> [Task to carry out]: The data below is to be returned in full and exactly.

> [Some records]:
--

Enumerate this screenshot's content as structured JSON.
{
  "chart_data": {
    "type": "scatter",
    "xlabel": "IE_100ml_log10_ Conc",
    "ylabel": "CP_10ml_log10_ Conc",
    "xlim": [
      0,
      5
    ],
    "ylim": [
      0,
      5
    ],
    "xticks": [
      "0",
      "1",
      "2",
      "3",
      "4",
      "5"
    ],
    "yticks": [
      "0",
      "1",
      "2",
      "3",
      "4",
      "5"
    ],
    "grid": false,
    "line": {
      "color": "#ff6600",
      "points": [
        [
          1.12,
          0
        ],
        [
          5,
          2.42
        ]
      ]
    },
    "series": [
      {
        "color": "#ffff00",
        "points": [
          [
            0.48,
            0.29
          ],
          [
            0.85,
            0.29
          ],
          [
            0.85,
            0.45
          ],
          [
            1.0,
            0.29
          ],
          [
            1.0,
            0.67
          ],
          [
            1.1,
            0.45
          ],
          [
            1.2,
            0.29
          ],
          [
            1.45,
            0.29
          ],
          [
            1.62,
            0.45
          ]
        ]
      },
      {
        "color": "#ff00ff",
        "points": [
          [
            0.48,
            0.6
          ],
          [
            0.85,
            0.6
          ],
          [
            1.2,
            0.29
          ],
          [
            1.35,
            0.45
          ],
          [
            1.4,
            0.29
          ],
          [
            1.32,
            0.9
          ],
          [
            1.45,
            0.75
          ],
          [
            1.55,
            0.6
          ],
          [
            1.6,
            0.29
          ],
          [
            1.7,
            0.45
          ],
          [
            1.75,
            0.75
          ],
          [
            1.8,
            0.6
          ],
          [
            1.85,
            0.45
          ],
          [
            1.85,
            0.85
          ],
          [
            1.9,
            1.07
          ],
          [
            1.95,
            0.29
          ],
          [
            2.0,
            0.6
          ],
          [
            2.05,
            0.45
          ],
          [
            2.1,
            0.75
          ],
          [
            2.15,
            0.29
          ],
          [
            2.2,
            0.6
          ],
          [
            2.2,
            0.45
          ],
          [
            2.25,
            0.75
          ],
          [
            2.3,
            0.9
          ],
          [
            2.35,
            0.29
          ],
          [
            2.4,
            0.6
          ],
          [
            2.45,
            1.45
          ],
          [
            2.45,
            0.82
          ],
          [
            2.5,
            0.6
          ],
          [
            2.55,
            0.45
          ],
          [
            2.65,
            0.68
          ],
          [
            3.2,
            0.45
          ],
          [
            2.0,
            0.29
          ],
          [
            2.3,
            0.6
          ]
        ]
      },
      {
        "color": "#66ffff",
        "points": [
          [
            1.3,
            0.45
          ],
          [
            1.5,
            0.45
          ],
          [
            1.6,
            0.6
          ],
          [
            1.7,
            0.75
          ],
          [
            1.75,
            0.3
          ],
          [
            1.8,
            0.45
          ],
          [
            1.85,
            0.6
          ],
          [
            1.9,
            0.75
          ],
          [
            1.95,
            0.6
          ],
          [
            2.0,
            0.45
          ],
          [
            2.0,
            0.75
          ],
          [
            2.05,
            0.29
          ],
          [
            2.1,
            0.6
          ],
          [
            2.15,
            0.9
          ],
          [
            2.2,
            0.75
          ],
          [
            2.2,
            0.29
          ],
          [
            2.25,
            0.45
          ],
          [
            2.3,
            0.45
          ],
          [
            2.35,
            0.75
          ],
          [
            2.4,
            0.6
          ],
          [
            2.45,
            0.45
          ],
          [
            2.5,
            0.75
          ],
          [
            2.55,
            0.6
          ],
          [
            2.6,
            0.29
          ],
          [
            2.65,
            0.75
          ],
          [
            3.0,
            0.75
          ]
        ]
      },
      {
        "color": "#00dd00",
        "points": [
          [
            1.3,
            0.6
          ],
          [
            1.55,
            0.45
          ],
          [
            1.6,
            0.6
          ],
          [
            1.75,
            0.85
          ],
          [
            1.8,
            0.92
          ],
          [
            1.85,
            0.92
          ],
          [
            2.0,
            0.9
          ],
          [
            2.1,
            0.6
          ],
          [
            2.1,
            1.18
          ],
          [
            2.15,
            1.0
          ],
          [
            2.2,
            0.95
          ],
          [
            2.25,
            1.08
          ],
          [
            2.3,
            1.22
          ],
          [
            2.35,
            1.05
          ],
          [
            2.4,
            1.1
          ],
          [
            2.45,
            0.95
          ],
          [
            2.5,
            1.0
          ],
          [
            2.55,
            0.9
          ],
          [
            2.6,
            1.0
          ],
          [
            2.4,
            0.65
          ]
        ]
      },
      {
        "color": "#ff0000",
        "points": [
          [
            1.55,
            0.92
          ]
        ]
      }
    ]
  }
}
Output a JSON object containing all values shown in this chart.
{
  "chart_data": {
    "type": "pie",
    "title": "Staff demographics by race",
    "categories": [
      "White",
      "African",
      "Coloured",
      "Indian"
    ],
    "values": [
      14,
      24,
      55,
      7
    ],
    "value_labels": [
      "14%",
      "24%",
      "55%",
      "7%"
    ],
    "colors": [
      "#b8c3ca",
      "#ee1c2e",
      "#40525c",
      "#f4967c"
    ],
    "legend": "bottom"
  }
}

--

> [Written response]:
Enumerate this screenshot's content as structured JSON.
{
  "chart_data": {
    "type": "scatter",
    "xlabel": "IE_100ml_log10_ Conc",
    "ylabel": "CP_10ml_log10_ Conc",
    "xlim": [
      0,
      5
    ],
    "ylim": [
      0,
      5
    ],
    "xticks": [
      "0",
      "1",
      "2",
      "3",
      "4",
      "5"
    ],
    "yticks": [
      "0",
      "1",
      "2",
      "3",
      "4",
      "5"
    ],
    "grid": false,
    "line": {
      "color": "#ff6600",
      "points": [
        [
          1.12,
          0
        ],
        [
          5,
          2.42
        ]
      ]
    },
    "series": [
      {
        "color": "#ffff00",
        "points": [
          [
            0.48,
            0.29
          ],
          [
            0.85,
            0.29
          ],
          [
            0.85,
            0.45
          ],
          [
            1.0,
            0.29
          ],
          [
            1.0,
            0.67
          ],
          [
            1.1,
            0.45
          ],
          [
            1.2,
            0.29
          ],
          [
            1.45,
            0.29
          ],
          [
            1.62,
            0.45
          ]
        ]
      },
      {
        "color": "#ff00ff",
        "points": [
          [
            0.48,
            0.6
          ],
          [
            0.85,
            0.6
          ],
          [
            1.2,
            0.29
          ],
          [
            1.35,
            0.45
          ],
          [
            1.4,
            0.29
          ],
          [
            1.32,
            0.9
          ],
          [
            1.45,
            0.75
          ],
          [
            1.55,
            0.6
          ],
          [
            1.6,
            0.29
          ],
          [
            1.7,
            0.45
          ],
          [
            1.75,
            0.75
          ],
          [
            1.8,
            0.6
          ],
          [
            1.85,
            0.45
          ],
          [
            1.85,
            0.85
          ],
          [
            1.9,
            1.07
          ],
          [
            1.95,
            0.29
          ],
          [
            2.0,
            0.6
          ],
          [
            2.05,
            0.45
          ],
          [
            2.1,
            0.75
          ],
          [
            2.15,
            0.29
          ],
          [
            2.2,
            0.6
          ],
          [
            2.2,
            0.45
          ],
          [
            2.25,
            0.75
          ],
          [
            2.3,
            0.9
          ],
          [
            2.35,
            0.29
          ],
          [
            2.4,
            0.6
          ],
          [
            2.45,
            1.45
          ],
          [
            2.45,
            0.82
          ],
          [
            2.5,
            0.6
          ],
          [
            2.55,
            0.45
          ],
          [
            2.65,
            0.68
          ],
          [
            3.2,
            0.45
          ],
          [
            2.0,
            0.29
          ],
          [
            2.3,
            0.6
          ]
        ]
      },
      {
        "color": "#66ffff",
        "points": [
          [
            1.3,
            0.45
          ],
          [
            1.5,
            0.45
          ],
          [
            1.6,
            0.6
          ],
          [
            1.7,
            0.75
          ],
          [
            1.75,
            0.3
          ],
          [
            1.8,
            0.45
          ],
          [
            1.85,
            0.6
          ],
          [
            1.9,
            0.75
          ],
          [
            1.95,
            0.6
          ],
          [
            2.0,
            0.45
          ],
          [
            2.0,
            0.75
          ],
          [
            2.05,
            0.29
          ],
          [
            2.1,
            0.6
          ],
          [
            2.15,
            0.9
          ],
          [
            2.2,
            0.75
          ],
          [
            2.2,
            0.29
          ],
          [
            2.25,
            0.45
          ],
          [
            2.3,
            0.45
          ],
          [
            2.35,
            0.75
          ],
          [
            2.4,
            0.6
          ],
          [
            2.45,
            0.45
          ],
          [
            2.5,
            0.75
          ],
          [
            2.55,
            0.6
          ],
          [
            2.6,
            0.29
          ],
          [
            2.65,
            0.75
          ],
          [
            3.0,
            0.75
          ]
        ]
      },
      {
        "color": "#00dd00",
        "points": [
          [
            1.3,
            0.6
          ],
          [
            1.55,
            0.45
          ],
          [
            1.6,
            0.6
          ],
          [
            1.75,
            0.85
          ],
          [
            1.8,
            0.92
          ],
          [
            1.85,
            0.92
          ],
          [
            2.0,
            0.9
          ],
          [
            2.1,
            0.6
          ],
          [
            2.1,
            1.18
          ],
          [
            2.15,
            1.0
          ],
          [
            2.2,
            0.95
          ],
          [
            2.25,
            1.08
          ],
          [
            2.3,
            1.22
          ],
          [
            2.35,
            1.05
          ],
          [
            2.4,
            1.1
          ],
          [
            2.45,
            0.95
          ],
          [
            2.5,
            1.0
          ],
          [
            2.55,
            0.9
          ],
          [
            2.6,
            1.0
          ],
          [
            2.4,
            0.65
          ]
        ]
      },
      {
        "color": "#ff0000",
        "points": [
          [
            1.55,
            0.92
          ]
        ]
      }
    ]
  }
}
Output a JSON object containing all values shown in this chart.
{
  "chart_data": {
    "type": "pie",
    "title": "Staff demographics by race",
    "categories": [
      "White",
      "African",
      "Coloured",
      "Indian"
    ],
    "values": [
      14,
      24,
      55,
      7
    ],
    "value_labels": [
      "14%",
      "24%",
      "55%",
      "7%"
    ],
    "colors": [
      "#b8c3ca",
      "#ee1c2e",
      "#40525c",
      "#f4967c"
    ],
    "legend": "bottom"
  }
}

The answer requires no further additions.